#### [What this task involves]
Repeat every entry in the listing below, exactly.

#### [Recorded data]
* * * *

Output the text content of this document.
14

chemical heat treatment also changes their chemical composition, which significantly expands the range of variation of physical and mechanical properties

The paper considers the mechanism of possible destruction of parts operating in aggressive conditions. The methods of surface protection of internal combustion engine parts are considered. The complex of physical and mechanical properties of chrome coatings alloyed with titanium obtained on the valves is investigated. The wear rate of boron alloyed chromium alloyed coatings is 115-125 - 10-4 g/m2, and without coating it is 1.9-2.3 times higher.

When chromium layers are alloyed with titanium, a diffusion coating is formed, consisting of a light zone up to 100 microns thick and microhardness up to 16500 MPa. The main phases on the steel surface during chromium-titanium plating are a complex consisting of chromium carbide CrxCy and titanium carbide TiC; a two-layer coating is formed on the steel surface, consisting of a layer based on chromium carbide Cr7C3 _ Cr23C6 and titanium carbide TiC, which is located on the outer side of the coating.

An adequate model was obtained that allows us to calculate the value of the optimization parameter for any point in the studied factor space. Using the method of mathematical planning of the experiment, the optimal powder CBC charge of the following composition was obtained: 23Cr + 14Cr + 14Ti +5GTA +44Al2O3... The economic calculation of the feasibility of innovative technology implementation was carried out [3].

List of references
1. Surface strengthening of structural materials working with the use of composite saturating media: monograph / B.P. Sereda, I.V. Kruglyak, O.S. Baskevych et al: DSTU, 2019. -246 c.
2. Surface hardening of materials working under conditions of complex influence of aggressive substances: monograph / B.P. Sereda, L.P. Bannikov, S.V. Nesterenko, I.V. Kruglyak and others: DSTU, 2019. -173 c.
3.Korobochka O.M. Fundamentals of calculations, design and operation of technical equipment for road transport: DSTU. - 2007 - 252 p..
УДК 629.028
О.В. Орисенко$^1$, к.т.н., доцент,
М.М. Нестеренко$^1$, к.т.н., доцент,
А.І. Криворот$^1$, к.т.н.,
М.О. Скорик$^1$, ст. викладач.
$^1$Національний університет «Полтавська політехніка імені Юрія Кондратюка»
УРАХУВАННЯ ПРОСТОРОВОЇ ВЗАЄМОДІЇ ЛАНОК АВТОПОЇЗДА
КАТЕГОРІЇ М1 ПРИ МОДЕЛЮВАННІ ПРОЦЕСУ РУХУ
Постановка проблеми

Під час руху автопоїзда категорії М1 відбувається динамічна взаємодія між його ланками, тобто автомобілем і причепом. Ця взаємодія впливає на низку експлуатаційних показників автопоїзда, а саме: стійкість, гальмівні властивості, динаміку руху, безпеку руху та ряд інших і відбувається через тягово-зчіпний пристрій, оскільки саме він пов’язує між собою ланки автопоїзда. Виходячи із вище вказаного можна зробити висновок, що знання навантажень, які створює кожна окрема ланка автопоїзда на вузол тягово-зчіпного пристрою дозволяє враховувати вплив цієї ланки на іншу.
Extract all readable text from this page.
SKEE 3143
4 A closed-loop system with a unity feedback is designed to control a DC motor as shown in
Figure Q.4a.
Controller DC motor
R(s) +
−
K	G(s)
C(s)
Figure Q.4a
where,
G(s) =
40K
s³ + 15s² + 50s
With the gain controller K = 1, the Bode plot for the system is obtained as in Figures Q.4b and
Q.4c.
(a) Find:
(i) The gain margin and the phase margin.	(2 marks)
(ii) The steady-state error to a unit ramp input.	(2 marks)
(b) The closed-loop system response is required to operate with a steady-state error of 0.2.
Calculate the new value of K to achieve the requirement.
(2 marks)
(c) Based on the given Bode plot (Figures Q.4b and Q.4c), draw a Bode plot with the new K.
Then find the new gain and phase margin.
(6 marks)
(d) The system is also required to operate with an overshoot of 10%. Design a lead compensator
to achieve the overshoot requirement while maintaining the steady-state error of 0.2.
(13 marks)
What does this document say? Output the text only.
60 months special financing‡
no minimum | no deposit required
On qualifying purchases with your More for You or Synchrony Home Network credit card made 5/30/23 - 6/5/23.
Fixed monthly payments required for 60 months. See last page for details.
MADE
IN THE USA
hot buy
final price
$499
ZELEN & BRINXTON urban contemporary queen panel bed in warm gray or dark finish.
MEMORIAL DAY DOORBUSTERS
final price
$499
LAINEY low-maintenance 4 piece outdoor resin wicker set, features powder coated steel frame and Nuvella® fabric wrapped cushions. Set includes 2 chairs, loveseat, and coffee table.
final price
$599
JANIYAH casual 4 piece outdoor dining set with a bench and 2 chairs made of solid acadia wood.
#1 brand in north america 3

* * * *

#### [Solution to the problem]
Output the text content of this document.
14

chemical heat treatment also changes their chemical composition, which significantly expands the range of variation of physical and mechanical properties

The paper considers the mechanism of possible destruction of parts operating in aggressive conditions. The methods of surface protection of internal combustion engine parts are considered. The complex of physical and mechanical properties of chrome coatings alloyed with titanium obtained on the valves is investigated. The wear rate of boron alloyed chromium alloyed coatings is 115-125 - 10-4 g/m2, and without coating it is 1.9-2.3 times higher.

When chromium layers are alloyed with titanium, a diffusion coating is formed, consisting of a light zone up to 100 microns thick and microhardness up to 16500 MPa. The main phases on the steel surface during chromium-titanium plating are a complex consisting of chromium carbide CrxCy and titanium carbide TiC; a two-layer coating is formed on the steel surface, consisting of a layer based on chromium carbide Cr7C3 _ Cr23C6 and titanium carbide TiC, which is located on the outer side of the coating.

An adequate model was obtained that allows us to calculate the value of the optimization parameter for any point in the studied factor space. Using the method of mathematical planning of the experiment, the optimal powder CBC charge of the following composition was obtained: 23Cr + 14Cr + 14Ti +5GTA +44Al2O3... The economic calculation of the feasibility of innovative technology implementation was carried out [3].

List of references
1. Surface strengthening of structural materials working with the use of composite saturating media: monograph / B.P. Sereda, I.V. Kruglyak, O.S. Baskevych et al: DSTU, 2019. -246 c.
2. Surface hardening of materials working under conditions of complex influence of aggressive substances: monograph / B.P. Sereda, L.P. Bannikov, S.V. Nesterenko, I.V. Kruglyak and others: DSTU, 2019. -173 c.
3.Korobochka O.M. Fundamentals of calculations, design and operation of technical equipment for road transport: DSTU. - 2007 - 252 p..
УДК 629.028
О.В. Орисенко$^1$, к.т.н., доцент,
М.М. Нестеренко$^1$, к.т.н., доцент,
А.І. Криворот$^1$, к.т.н.,
М.О. Скорик$^1$, ст. викладач.
$^1$Національний університет «Полтавська політехніка імені Юрія Кондратюка»
УРАХУВАННЯ ПРОСТОРОВОЇ ВЗАЄМОДІЇ ЛАНОК АВТОПОЇЗДА
КАТЕГОРІЇ М1 ПРИ МОДЕЛЮВАННІ ПРОЦЕСУ РУХУ
Постановка проблеми

Під час руху автопоїзда категорії М1 відбувається динамічна взаємодія між його ланками, тобто автомобілем і причепом. Ця взаємодія впливає на низку експлуатаційних показників автопоїзда, а саме: стійкість, гальмівні властивості, динаміку руху, безпеку руху та ряд інших і відбувається через тягово-зчіпний пристрій, оскільки саме він пов’язує між собою ланки автопоїзда. Виходячи із вище вказаного можна зробити висновок, що знання навантажень, які створює кожна окрема ланка автопоїзда на вузол тягово-зчіпного пристрою дозволяє враховувати вплив цієї ланки на іншу.
Extract all readable text from this page.
SKEE 3143
4 A closed-loop system with a unity feedback is designed to control a DC motor as shown in
Figure Q.4a.
Controller DC motor
R(s) +
−
K	G(s)
C(s)
Figure Q.4a
where,
G(s) =
40K
s³ + 15s² + 50s
With the gain controller K = 1, the Bode plot for the system is obtained as in Figures Q.4b and
Q.4c.
(a) Find:
(i) The gain margin and the phase margin.	(2 marks)
(ii) The steady-state error to a unit ramp input.	(2 marks)
(b) The closed-loop system response is required to operate with a steady-state error of 0.2.
Calculate the new value of K to achieve the requirement.
(2 marks)
(c) Based on the given Bode plot (Figures Q.4b and Q.4c), draw a Bode plot with the new K.
Then find the new gain and phase margin.
(6 marks)
(d) The system is also required to operate with an overshoot of 10%. Design a lead compensator
to achieve the overshoot requirement while maintaining the steady-state error of 0.2.
(13 marks)
What does this document say? Output the text only.
60 months special financing‡
no minimum | no deposit required
On qualifying purchases with your More for You or Synchrony Home Network credit card made 5/30/23 - 6/5/23.
Fixed monthly payments required for 60 months. See last page for details.
MADE
IN THE USA
hot buy
final price
$499
ZELEN & BRINXTON urban contemporary queen panel bed in warm gray or dark finish.
MEMORIAL DAY DOORBUSTERS
final price
$499
LAINEY low-maintenance 4 piece outdoor resin wicker set, features powder coated steel frame and Nuvella® fabric wrapped cushions. Set includes 2 chairs, loveseat, and coffee table.
final price
$599
JANIYAH casual 4 piece outdoor dining set with a bench and 2 chairs made of solid acadia wood.
#1 brand in north america 3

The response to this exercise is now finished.